* **Do this**
Reproduce every line of the records below verbatim, leaving out the pictures.

* **Supplied material**
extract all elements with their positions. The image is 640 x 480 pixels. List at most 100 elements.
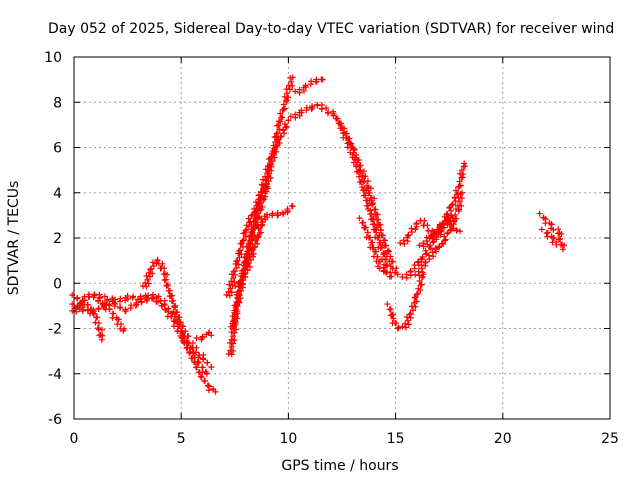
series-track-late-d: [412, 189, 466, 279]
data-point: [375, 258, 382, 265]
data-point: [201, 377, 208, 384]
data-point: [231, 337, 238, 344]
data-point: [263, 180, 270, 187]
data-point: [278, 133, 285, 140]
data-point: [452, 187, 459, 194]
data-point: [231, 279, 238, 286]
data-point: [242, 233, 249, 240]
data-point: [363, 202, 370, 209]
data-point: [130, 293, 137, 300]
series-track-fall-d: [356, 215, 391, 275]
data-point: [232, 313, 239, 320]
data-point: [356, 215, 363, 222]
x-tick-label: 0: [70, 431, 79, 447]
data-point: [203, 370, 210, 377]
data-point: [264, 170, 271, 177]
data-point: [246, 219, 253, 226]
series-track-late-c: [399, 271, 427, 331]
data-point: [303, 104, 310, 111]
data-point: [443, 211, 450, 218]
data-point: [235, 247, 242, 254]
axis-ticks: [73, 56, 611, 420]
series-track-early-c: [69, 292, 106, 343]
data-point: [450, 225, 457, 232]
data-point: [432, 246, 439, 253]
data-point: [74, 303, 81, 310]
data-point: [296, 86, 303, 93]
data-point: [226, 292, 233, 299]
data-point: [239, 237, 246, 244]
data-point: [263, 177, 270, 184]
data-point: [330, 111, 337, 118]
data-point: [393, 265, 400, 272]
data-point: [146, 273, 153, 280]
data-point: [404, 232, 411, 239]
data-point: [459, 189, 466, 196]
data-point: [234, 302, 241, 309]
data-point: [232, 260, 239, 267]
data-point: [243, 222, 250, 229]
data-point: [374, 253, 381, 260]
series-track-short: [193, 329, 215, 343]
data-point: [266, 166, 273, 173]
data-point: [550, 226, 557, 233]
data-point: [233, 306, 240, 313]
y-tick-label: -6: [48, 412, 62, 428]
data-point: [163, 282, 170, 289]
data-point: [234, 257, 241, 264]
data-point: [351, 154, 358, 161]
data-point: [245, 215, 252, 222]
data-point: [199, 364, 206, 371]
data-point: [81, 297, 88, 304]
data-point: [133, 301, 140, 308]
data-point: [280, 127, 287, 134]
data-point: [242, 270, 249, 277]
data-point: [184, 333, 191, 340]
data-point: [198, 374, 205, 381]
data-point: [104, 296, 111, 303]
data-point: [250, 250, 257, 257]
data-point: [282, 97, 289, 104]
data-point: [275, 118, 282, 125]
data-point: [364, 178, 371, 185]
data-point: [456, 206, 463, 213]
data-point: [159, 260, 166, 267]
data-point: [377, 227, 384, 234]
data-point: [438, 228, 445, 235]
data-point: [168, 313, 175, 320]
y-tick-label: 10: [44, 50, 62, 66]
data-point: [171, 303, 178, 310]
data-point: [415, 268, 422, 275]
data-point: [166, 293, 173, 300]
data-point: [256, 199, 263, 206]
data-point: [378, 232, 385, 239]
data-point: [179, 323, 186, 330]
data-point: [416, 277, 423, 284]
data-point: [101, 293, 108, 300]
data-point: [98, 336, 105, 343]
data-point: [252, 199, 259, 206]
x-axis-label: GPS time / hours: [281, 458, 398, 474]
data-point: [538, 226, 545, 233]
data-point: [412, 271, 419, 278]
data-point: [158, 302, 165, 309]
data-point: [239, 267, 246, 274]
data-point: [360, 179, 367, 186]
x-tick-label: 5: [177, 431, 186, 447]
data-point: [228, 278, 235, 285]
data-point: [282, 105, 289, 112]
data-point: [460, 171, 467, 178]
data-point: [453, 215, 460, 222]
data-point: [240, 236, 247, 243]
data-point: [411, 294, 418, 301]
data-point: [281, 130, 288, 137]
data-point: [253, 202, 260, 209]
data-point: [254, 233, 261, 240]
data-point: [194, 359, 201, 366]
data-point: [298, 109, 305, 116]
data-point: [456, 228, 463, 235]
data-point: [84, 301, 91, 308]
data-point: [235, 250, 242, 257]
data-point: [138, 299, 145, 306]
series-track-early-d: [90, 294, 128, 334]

* **Answer to the problem**
extract all elements with their positions. The image is 640 x 480 pixels. List at most 100 elements.
series-track-late-d: [412, 189, 466, 279]
data-point: [375, 258, 382, 265]
data-point: [201, 377, 208, 384]
data-point: [231, 337, 238, 344]
data-point: [263, 180, 270, 187]
data-point: [278, 133, 285, 140]
data-point: [452, 187, 459, 194]
data-point: [231, 279, 238, 286]
data-point: [242, 233, 249, 240]
data-point: [363, 202, 370, 209]
data-point: [130, 293, 137, 300]
series-track-fall-d: [356, 215, 391, 275]
data-point: [232, 313, 239, 320]
data-point: [356, 215, 363, 222]
x-tick-label: 0: [70, 431, 79, 447]
data-point: [203, 370, 210, 377]
data-point: [264, 170, 271, 177]
data-point: [246, 219, 253, 226]
series-track-late-c: [399, 271, 427, 331]
data-point: [303, 104, 310, 111]
data-point: [443, 211, 450, 218]
data-point: [235, 247, 242, 254]
axis-ticks: [73, 56, 611, 420]
series-track-early-c: [69, 292, 106, 343]
data-point: [450, 225, 457, 232]
data-point: [432, 246, 439, 253]
data-point: [74, 303, 81, 310]
data-point: [296, 86, 303, 93]
data-point: [226, 292, 233, 299]
data-point: [239, 237, 246, 244]
data-point: [263, 177, 270, 184]
data-point: [330, 111, 337, 118]
data-point: [393, 265, 400, 272]
data-point: [146, 273, 153, 280]
data-point: [404, 232, 411, 239]
data-point: [459, 189, 466, 196]
data-point: [234, 302, 241, 309]
data-point: [232, 260, 239, 267]
data-point: [243, 222, 250, 229]
data-point: [374, 253, 381, 260]
series-track-short: [193, 329, 215, 343]
data-point: [266, 166, 273, 173]
data-point: [550, 226, 557, 233]
data-point: [233, 306, 240, 313]
y-tick-label: -6: [48, 412, 62, 428]
data-point: [163, 282, 170, 289]
data-point: [234, 257, 241, 264]
data-point: [351, 154, 358, 161]
data-point: [245, 215, 252, 222]
data-point: [199, 364, 206, 371]
data-point: [81, 297, 88, 304]
data-point: [133, 301, 140, 308]
data-point: [280, 127, 287, 134]
data-point: [242, 270, 249, 277]
data-point: [184, 333, 191, 340]
data-point: [198, 374, 205, 381]
data-point: [104, 296, 111, 303]
data-point: [250, 250, 257, 257]
data-point: [282, 97, 289, 104]
data-point: [275, 118, 282, 125]
data-point: [364, 178, 371, 185]
data-point: [456, 206, 463, 213]
data-point: [159, 260, 166, 267]
data-point: [377, 227, 384, 234]
data-point: [438, 228, 445, 235]
data-point: [168, 313, 175, 320]
y-tick-label: 10: [44, 50, 62, 66]
data-point: [171, 303, 178, 310]
data-point: [415, 268, 422, 275]
data-point: [166, 293, 173, 300]
data-point: [256, 199, 263, 206]
data-point: [378, 232, 385, 239]
data-point: [179, 323, 186, 330]
data-point: [416, 277, 423, 284]
data-point: [101, 293, 108, 300]
data-point: [98, 336, 105, 343]
data-point: [252, 199, 259, 206]
x-axis-label: GPS time / hours: [281, 458, 398, 474]
data-point: [538, 226, 545, 233]
data-point: [412, 271, 419, 278]
data-point: [158, 302, 165, 309]
data-point: [239, 267, 246, 274]
data-point: [360, 179, 367, 186]
x-tick-label: 5: [177, 431, 186, 447]
data-point: [228, 278, 235, 285]
data-point: [282, 105, 289, 112]
data-point: [460, 171, 467, 178]
data-point: [453, 215, 460, 222]
data-point: [240, 236, 247, 243]
data-point: [411, 294, 418, 301]
data-point: [281, 130, 288, 137]
data-point: [253, 202, 260, 209]
data-point: [254, 233, 261, 240]
data-point: [194, 359, 201, 366]
data-point: [298, 109, 305, 116]
data-point: [456, 228, 463, 235]
data-point: [84, 301, 91, 308]
data-point: [235, 250, 242, 257]
data-point: [138, 299, 145, 306]
series-track-early-d: [90, 294, 128, 334]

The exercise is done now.